* EXERCISE INPUT
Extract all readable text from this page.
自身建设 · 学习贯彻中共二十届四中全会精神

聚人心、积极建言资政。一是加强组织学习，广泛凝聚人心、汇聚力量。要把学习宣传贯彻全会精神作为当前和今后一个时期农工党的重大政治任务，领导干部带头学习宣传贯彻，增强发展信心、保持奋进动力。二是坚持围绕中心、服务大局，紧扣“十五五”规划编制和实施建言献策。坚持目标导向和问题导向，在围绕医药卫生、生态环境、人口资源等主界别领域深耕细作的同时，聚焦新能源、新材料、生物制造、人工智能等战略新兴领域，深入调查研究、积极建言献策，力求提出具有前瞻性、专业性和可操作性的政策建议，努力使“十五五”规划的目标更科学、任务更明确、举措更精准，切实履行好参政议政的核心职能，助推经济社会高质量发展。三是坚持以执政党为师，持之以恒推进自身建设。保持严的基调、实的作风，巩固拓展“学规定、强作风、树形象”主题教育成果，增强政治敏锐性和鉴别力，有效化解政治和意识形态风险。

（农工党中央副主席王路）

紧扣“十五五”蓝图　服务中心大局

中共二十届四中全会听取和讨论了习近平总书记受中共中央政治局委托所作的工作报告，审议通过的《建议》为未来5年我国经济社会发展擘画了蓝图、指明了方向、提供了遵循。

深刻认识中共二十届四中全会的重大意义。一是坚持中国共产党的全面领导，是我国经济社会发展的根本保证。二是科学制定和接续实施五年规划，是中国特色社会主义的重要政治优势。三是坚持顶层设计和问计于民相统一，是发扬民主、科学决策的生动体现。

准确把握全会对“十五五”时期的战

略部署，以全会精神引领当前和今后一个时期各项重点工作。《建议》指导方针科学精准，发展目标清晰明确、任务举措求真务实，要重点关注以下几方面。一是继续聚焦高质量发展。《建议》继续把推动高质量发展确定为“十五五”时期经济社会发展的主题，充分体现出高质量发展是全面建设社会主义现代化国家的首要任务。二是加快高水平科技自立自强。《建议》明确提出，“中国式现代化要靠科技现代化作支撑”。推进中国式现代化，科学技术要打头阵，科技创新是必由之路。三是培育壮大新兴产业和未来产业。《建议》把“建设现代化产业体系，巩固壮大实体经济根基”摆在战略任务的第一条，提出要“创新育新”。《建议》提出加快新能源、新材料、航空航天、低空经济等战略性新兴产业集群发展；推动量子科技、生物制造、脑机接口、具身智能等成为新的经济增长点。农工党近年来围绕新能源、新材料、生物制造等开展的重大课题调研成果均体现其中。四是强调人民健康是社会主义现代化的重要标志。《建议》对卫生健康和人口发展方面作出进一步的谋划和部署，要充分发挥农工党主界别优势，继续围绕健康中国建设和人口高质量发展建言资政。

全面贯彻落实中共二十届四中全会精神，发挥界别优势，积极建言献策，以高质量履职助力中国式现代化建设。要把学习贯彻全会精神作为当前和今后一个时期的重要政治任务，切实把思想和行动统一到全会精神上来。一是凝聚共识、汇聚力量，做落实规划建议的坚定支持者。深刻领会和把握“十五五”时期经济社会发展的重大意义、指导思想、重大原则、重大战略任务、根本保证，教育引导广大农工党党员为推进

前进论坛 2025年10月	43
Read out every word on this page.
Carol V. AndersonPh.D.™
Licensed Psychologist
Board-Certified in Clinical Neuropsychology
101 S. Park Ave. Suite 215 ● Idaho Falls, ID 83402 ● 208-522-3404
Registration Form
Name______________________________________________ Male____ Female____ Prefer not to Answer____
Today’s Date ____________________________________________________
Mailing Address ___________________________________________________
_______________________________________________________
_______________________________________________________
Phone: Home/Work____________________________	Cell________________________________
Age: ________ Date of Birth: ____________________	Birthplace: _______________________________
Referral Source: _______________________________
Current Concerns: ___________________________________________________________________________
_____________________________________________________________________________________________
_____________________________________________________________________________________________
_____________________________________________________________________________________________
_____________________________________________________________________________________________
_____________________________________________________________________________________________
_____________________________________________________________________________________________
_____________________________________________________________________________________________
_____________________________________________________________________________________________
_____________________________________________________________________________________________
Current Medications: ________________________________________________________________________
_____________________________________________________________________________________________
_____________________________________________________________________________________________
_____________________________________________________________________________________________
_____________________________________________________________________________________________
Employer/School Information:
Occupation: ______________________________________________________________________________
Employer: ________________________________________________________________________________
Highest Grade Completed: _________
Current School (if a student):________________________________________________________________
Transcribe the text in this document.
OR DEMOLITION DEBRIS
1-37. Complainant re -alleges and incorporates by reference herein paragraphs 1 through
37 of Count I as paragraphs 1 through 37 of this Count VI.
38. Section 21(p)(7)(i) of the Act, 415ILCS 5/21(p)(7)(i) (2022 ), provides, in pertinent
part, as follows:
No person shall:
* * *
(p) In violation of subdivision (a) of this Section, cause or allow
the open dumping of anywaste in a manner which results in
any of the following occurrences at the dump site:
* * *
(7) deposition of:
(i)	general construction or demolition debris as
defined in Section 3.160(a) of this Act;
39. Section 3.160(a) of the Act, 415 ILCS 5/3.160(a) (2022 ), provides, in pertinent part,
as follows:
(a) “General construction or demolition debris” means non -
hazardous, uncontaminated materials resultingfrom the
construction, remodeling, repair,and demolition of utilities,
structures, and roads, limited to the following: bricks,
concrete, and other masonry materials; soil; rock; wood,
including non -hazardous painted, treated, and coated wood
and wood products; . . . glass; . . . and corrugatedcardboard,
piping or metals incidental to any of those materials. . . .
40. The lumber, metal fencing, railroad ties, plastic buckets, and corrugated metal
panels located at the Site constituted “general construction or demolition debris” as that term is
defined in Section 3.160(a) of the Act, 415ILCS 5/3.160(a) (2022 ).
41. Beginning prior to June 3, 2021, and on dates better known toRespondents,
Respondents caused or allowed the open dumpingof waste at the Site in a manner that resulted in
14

* SHORT TASK
Write the material out again word for word.

* OUTPUT OF THE EXERCISE
Extract all readable text from this page.
自身建设 · 学习贯彻中共二十届四中全会精神

聚人心、积极建言资政。一是加强组织学习，广泛凝聚人心、汇聚力量。要把学习宣传贯彻全会精神作为当前和今后一个时期农工党的重大政治任务，领导干部带头学习宣传贯彻，增强发展信心、保持奋进动力。二是坚持围绕中心、服务大局，紧扣“十五五”规划编制和实施建言献策。坚持目标导向和问题导向，在围绕医药卫生、生态环境、人口资源等主界别领域深耕细作的同时，聚焦新能源、新材料、生物制造、人工智能等战略新兴领域，深入调查研究、积极建言献策，力求提出具有前瞻性、专业性和可操作性的政策建议，努力使“十五五”规划的目标更科学、任务更明确、举措更精准，切实履行好参政议政的核心职能，助推经济社会高质量发展。三是坚持以执政党为师，持之以恒推进自身建设。保持严的基调、实的作风，巩固拓展“学规定、强作风、树形象”主题教育成果，增强政治敏锐性和鉴别力，有效化解政治和意识形态风险。

（农工党中央副主席王路）

紧扣“十五五”蓝图　服务中心大局

中共二十届四中全会听取和讨论了习近平总书记受中共中央政治局委托所作的工作报告，审议通过的《建议》为未来5年我国经济社会发展擘画了蓝图、指明了方向、提供了遵循。

深刻认识中共二十届四中全会的重大意义。一是坚持中国共产党的全面领导，是我国经济社会发展的根本保证。二是科学制定和接续实施五年规划，是中国特色社会主义的重要政治优势。三是坚持顶层设计和问计于民相统一，是发扬民主、科学决策的生动体现。

准确把握全会对“十五五”时期的战

略部署，以全会精神引领当前和今后一个时期各项重点工作。《建议》指导方针科学精准，发展目标清晰明确、任务举措求真务实，要重点关注以下几方面。一是继续聚焦高质量发展。《建议》继续把推动高质量发展确定为“十五五”时期经济社会发展的主题，充分体现出高质量发展是全面建设社会主义现代化国家的首要任务。二是加快高水平科技自立自强。《建议》明确提出，“中国式现代化要靠科技现代化作支撑”。推进中国式现代化，科学技术要打头阵，科技创新是必由之路。三是培育壮大新兴产业和未来产业。《建议》把“建设现代化产业体系，巩固壮大实体经济根基”摆在战略任务的第一条，提出要“创新育新”。《建议》提出加快新能源、新材料、航空航天、低空经济等战略性新兴产业集群发展；推动量子科技、生物制造、脑机接口、具身智能等成为新的经济增长点。农工党近年来围绕新能源、新材料、生物制造等开展的重大课题调研成果均体现其中。四是强调人民健康是社会主义现代化的重要标志。《建议》对卫生健康和人口发展方面作出进一步的谋划和部署，要充分发挥农工党主界别优势，继续围绕健康中国建设和人口高质量发展建言资政。

全面贯彻落实中共二十届四中全会精神，发挥界别优势，积极建言献策，以高质量履职助力中国式现代化建设。要把学习贯彻全会精神作为当前和今后一个时期的重要政治任务，切实把思想和行动统一到全会精神上来。一是凝聚共识、汇聚力量，做落实规划建议的坚定支持者。深刻领会和把握“十五五”时期经济社会发展的重大意义、指导思想、重大原则、重大战略任务、根本保证，教育引导广大农工党党员为推进

前进论坛 2025年10月	43
Read out every word on this page.
Carol V. AndersonPh.D.™
Licensed Psychologist
Board-Certified in Clinical Neuropsychology
101 S. Park Ave. Suite 215 ● Idaho Falls, ID 83402 ● 208-522-3404
Registration Form
Name______________________________________________ Male____ Female____ Prefer not to Answer____
Today’s Date ____________________________________________________
Mailing Address ___________________________________________________
_______________________________________________________
_______________________________________________________
Phone: Home/Work____________________________	Cell________________________________
Age: ________ Date of Birth: ____________________	Birthplace: _______________________________
Referral Source: _______________________________
Current Concerns: ___________________________________________________________________________
_____________________________________________________________________________________________
_____________________________________________________________________________________________
_____________________________________________________________________________________________
_____________________________________________________________________________________________
_____________________________________________________________________________________________
_____________________________________________________________________________________________
_____________________________________________________________________________________________
_____________________________________________________________________________________________
_____________________________________________________________________________________________
Current Medications: ________________________________________________________________________
_____________________________________________________________________________________________
_____________________________________________________________________________________________
_____________________________________________________________________________________________
_____________________________________________________________________________________________
Employer/School Information:
Occupation: ______________________________________________________________________________
Employer: ________________________________________________________________________________
Highest Grade Completed: _________
Current School (if a student):________________________________________________________________
Transcribe the text in this document.
OR DEMOLITION DEBRIS
1-37. Complainant re -alleges and incorporates by reference herein paragraphs 1 through
37 of Count I as paragraphs 1 through 37 of this Count VI.
38. Section 21(p)(7)(i) of the Act, 415ILCS 5/21(p)(7)(i) (2022 ), provides, in pertinent
part, as follows:
No person shall:
* * *
(p) In violation of subdivision (a) of this Section, cause or allow
the open dumping of anywaste in a manner which results in
any of the following occurrences at the dump site:
* * *
(7) deposition of:
(i)	general construction or demolition debris as
defined in Section 3.160(a) of this Act;
39. Section 3.160(a) of the Act, 415 ILCS 5/3.160(a) (2022 ), provides, in pertinent part,
as follows:
(a) “General construction or demolition debris” means non -
hazardous, uncontaminated materials resultingfrom the
construction, remodeling, repair,and demolition of utilities,
structures, and roads, limited to the following: bricks,
concrete, and other masonry materials; soil; rock; wood,
including non -hazardous painted, treated, and coated wood
and wood products; . . . glass; . . . and corrugatedcardboard,
piping or metals incidental to any of those materials. . . .
40. The lumber, metal fencing, railroad ties, plastic buckets, and corrugated metal
panels located at the Site constituted “general construction or demolition debris” as that term is
defined in Section 3.160(a) of the Act, 415ILCS 5/3.160(a) (2022 ).
41. Beginning prior to June 3, 2021, and on dates better known toRespondents,
Respondents caused or allowed the open dumpingof waste at the Site in a manner that resulted in
14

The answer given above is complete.